» WHAT TO WORK ON
From the entries below, gather every line containing the string "your".

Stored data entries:
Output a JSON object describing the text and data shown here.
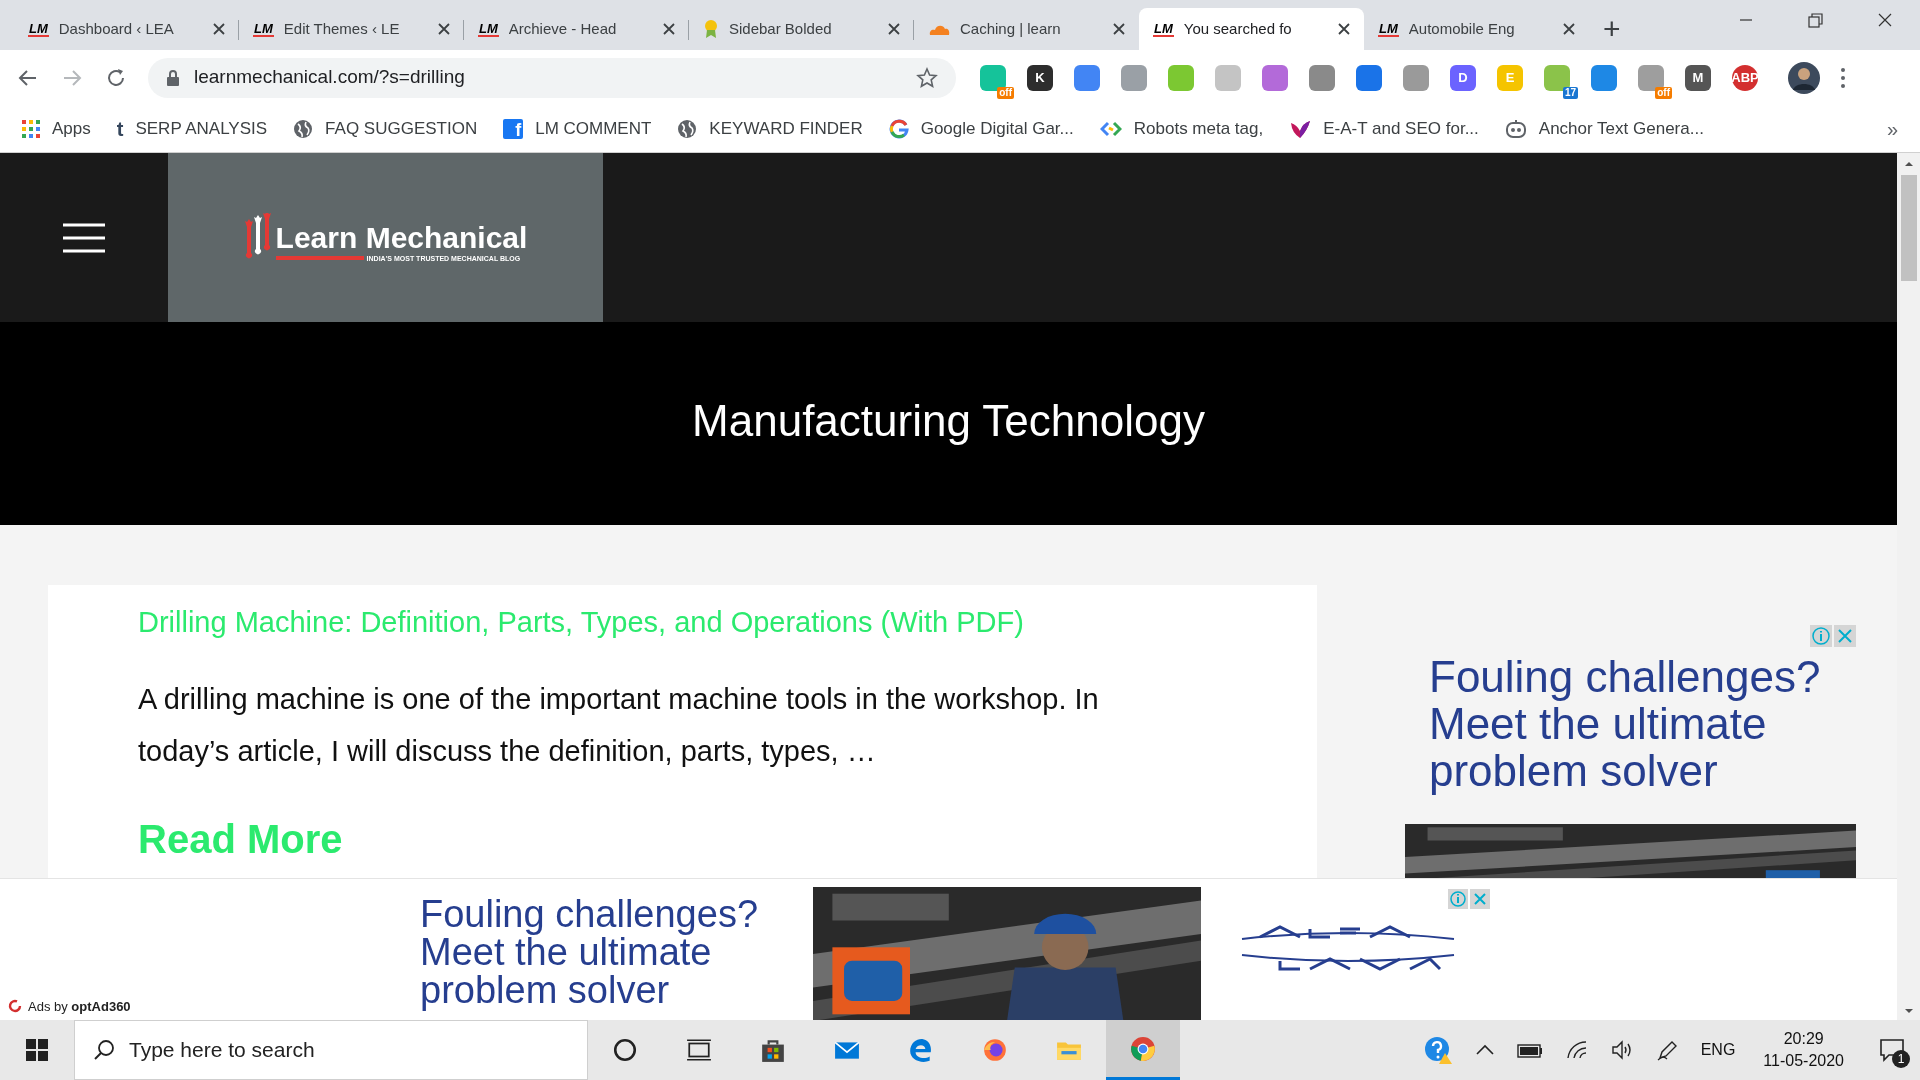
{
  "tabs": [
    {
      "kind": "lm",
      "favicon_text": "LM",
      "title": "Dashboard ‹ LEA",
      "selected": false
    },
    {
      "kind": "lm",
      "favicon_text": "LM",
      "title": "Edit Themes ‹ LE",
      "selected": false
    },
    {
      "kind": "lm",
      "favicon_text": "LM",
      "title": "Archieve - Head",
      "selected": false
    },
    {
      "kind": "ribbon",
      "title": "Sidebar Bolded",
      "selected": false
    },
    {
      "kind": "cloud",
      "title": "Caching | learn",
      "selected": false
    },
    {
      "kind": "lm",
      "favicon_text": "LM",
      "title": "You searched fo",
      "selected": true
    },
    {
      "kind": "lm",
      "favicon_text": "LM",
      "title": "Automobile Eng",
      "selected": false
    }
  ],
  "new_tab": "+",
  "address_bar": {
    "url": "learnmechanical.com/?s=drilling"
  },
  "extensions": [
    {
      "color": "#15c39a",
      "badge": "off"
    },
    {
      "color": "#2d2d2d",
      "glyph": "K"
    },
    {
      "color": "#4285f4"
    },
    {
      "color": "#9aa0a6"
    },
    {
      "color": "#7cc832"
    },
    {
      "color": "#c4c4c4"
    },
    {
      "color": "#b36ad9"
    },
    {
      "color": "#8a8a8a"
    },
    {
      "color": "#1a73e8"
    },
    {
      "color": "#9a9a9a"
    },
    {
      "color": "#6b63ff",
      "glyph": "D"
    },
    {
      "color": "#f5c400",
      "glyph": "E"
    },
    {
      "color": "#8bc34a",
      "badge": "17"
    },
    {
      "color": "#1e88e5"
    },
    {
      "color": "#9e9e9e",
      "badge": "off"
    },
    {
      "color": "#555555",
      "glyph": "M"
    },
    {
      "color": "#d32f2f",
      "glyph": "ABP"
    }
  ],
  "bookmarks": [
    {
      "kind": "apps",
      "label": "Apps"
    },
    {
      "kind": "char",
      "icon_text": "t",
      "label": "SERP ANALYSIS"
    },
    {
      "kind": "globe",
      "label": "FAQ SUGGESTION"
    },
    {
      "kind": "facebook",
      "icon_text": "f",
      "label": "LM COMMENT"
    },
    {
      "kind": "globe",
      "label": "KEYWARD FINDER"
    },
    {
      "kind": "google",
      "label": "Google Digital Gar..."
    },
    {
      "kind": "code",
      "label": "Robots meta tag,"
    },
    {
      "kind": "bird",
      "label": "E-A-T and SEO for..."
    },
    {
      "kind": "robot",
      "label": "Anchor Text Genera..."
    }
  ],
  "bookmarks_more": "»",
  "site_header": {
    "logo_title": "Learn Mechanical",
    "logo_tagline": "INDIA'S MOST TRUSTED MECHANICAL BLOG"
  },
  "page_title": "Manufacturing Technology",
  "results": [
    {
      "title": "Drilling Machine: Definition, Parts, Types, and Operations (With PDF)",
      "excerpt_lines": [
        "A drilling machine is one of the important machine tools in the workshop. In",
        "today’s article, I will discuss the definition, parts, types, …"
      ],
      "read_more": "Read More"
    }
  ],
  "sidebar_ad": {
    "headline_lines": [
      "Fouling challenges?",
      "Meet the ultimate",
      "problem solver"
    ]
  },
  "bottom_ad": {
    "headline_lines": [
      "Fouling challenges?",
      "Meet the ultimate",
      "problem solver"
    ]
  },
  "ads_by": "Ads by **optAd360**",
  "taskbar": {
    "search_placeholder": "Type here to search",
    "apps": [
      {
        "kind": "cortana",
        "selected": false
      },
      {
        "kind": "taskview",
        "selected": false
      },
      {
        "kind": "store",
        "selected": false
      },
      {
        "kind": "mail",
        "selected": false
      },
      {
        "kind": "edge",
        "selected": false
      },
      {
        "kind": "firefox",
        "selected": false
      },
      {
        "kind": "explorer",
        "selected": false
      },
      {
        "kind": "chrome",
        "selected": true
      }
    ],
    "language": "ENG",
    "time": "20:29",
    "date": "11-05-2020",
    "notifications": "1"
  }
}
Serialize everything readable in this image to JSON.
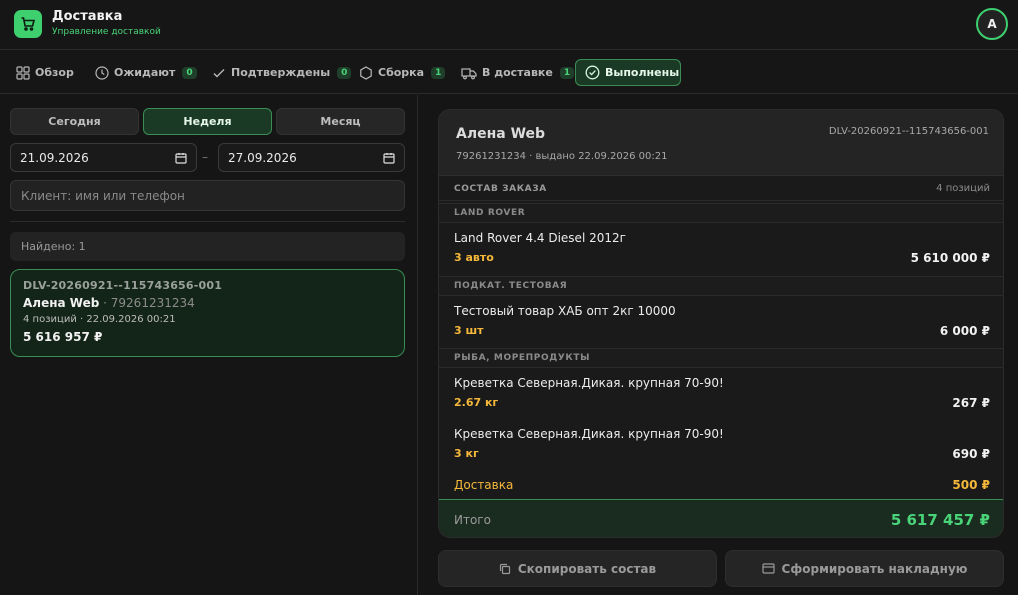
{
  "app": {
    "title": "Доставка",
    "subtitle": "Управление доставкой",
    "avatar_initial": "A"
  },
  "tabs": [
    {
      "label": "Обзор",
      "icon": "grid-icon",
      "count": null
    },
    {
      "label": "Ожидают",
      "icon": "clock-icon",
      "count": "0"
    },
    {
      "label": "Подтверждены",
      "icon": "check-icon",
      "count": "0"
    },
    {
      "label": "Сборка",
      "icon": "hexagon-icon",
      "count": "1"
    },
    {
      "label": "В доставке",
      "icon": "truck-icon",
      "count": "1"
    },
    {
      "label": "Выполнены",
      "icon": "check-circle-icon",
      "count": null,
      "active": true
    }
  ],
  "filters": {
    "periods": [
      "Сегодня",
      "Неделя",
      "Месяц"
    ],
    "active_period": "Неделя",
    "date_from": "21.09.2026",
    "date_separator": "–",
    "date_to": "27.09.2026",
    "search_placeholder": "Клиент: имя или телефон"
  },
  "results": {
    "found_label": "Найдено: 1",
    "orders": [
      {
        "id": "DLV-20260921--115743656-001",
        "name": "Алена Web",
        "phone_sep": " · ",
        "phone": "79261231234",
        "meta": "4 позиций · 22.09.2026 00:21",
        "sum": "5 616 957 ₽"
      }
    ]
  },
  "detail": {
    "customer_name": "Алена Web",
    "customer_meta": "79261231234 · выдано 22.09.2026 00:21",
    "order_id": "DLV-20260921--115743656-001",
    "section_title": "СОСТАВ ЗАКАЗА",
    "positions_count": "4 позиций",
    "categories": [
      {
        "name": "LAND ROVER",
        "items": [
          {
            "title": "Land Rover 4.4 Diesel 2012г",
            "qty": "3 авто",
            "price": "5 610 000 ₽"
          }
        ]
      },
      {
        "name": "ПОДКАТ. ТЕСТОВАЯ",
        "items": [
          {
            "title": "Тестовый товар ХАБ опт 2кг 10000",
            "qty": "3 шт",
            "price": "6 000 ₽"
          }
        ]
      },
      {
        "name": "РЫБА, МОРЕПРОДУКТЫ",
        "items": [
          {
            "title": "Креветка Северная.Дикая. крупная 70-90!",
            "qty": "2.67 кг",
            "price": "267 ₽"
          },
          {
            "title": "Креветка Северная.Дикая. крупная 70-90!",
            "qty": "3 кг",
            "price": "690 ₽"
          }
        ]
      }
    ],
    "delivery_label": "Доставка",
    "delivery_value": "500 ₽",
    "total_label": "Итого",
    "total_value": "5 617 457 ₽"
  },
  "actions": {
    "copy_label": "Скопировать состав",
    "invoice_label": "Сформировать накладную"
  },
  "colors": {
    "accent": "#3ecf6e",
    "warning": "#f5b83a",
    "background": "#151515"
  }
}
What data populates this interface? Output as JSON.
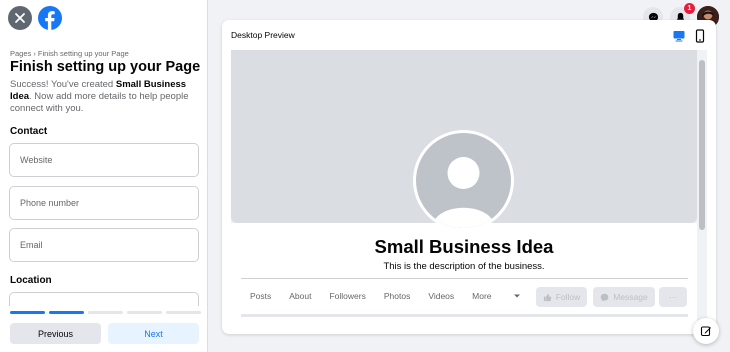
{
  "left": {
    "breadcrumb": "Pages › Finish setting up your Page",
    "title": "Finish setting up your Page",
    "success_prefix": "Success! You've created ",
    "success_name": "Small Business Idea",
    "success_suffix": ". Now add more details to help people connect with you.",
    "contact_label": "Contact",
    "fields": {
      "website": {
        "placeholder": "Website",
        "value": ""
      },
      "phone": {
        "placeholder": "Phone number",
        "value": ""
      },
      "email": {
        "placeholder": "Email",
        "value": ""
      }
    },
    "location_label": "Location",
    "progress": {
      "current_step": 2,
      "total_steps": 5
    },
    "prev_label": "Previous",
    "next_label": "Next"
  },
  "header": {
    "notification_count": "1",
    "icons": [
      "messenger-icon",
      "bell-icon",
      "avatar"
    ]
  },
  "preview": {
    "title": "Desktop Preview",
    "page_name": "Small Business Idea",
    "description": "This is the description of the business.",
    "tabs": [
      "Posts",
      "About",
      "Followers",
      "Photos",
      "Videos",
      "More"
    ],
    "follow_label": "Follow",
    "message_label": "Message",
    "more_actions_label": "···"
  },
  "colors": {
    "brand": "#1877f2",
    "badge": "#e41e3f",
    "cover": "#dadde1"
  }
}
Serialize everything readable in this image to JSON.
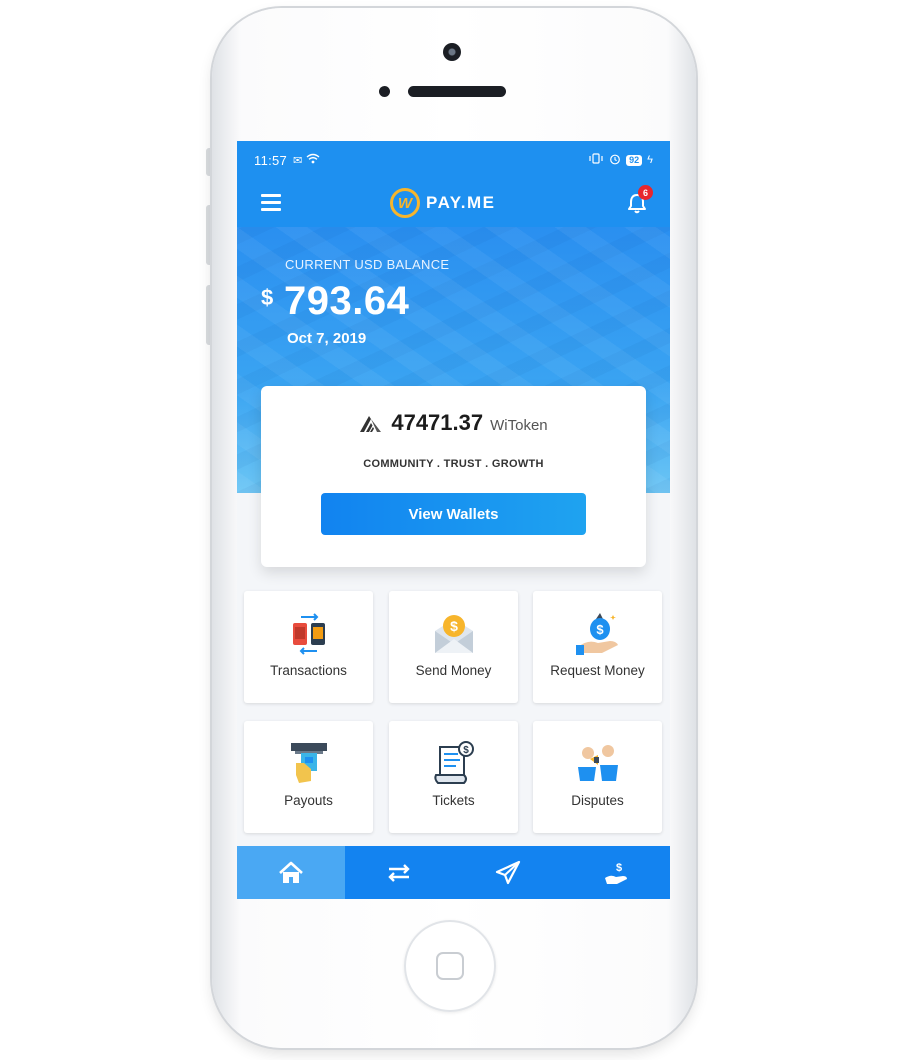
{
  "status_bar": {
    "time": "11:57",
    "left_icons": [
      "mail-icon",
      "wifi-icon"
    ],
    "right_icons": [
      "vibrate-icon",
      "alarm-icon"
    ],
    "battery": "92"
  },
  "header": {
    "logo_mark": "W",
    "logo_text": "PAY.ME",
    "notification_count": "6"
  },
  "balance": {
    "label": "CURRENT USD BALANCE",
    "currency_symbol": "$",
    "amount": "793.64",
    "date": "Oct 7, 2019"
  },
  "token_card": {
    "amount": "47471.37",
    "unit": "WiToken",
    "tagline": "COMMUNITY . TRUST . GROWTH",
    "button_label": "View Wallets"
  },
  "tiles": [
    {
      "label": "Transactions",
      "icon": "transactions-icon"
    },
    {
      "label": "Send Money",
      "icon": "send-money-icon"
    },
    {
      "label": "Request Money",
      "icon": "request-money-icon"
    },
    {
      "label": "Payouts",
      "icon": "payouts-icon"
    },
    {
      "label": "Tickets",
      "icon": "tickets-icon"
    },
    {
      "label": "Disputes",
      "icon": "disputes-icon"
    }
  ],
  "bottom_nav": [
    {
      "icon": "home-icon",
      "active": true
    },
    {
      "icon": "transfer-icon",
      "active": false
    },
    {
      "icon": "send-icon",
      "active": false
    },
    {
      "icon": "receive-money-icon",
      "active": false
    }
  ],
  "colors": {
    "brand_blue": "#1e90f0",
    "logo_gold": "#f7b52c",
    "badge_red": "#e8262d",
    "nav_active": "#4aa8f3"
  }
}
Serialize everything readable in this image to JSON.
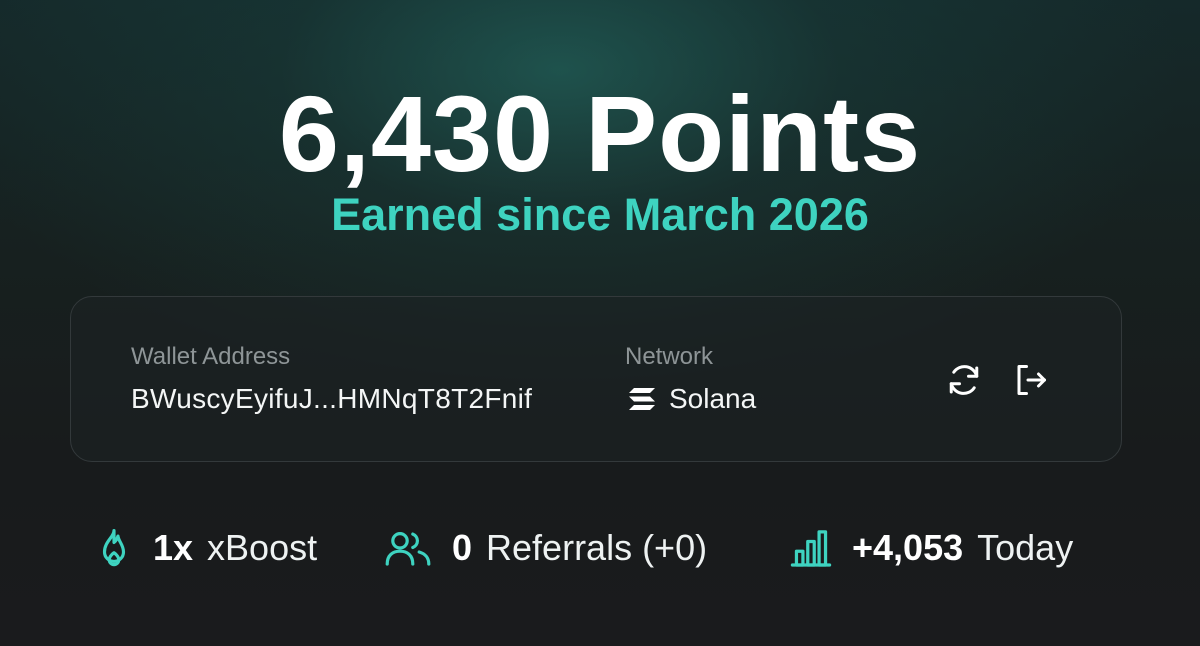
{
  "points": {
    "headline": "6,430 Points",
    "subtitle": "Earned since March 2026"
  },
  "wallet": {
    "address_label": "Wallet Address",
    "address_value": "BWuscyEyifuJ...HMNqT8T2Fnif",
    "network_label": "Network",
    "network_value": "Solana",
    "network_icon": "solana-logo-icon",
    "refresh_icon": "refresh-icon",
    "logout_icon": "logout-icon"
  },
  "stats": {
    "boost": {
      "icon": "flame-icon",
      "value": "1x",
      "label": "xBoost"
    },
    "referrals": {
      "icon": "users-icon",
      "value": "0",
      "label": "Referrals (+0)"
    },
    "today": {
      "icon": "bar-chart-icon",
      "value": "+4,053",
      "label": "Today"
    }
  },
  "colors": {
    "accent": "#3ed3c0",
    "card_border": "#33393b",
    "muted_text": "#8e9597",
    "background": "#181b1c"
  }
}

» RESULT OF THIS TASK
    "breadcrumb": "Pages › Finish setting up your Page",
    "title": "Finish setting up your Page",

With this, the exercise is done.